**GIVEN TASK**
Retype the complete listing exactly as it appears.

**EXTRACTED ENTRIES**
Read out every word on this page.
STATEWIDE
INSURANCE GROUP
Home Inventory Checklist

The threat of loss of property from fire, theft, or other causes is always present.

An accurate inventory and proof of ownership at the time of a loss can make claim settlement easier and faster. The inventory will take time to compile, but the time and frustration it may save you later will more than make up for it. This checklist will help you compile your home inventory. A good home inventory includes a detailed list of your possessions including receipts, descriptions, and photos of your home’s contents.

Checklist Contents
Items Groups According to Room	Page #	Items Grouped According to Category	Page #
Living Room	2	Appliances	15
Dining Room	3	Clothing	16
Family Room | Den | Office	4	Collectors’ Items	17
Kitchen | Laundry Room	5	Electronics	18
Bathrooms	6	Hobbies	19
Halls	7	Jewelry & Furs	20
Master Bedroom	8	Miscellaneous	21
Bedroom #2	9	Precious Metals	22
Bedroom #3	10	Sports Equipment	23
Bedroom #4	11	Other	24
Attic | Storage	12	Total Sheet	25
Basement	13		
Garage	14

**OUTPUT FOR THIS EXERCISE**
Read out every word on this page.
STATEWIDE
INSURANCE GROUP
Home Inventory Checklist

The threat of loss of property from fire, theft, or other causes is always present.

An accurate inventory and proof of ownership at the time of a loss can make claim settlement easier and faster. The inventory will take time to compile, but the time and frustration it may save you later will more than make up for it. This checklist will help you compile your home inventory. A good home inventory includes a detailed list of your possessions including receipts, descriptions, and photos of your home’s contents.

Checklist Contents
Items Groups According to Room	Page #	Items Grouped According to Category	Page #
Living Room	2	Appliances	15
Dining Room	3	Clothing	16
Family Room | Den | Office	4	Collectors’ Items	17
Kitchen | Laundry Room	5	Electronics	18
Bathrooms	6	Hobbies	19
Halls	7	Jewelry & Furs	20
Master Bedroom	8	Miscellaneous	21
Bedroom #2	9	Precious Metals	22
Bedroom #3	10	Sports Equipment	23
Bedroom #4	11	Other	24
Attic | Storage	12	Total Sheet	25
Basement	13		
Garage	14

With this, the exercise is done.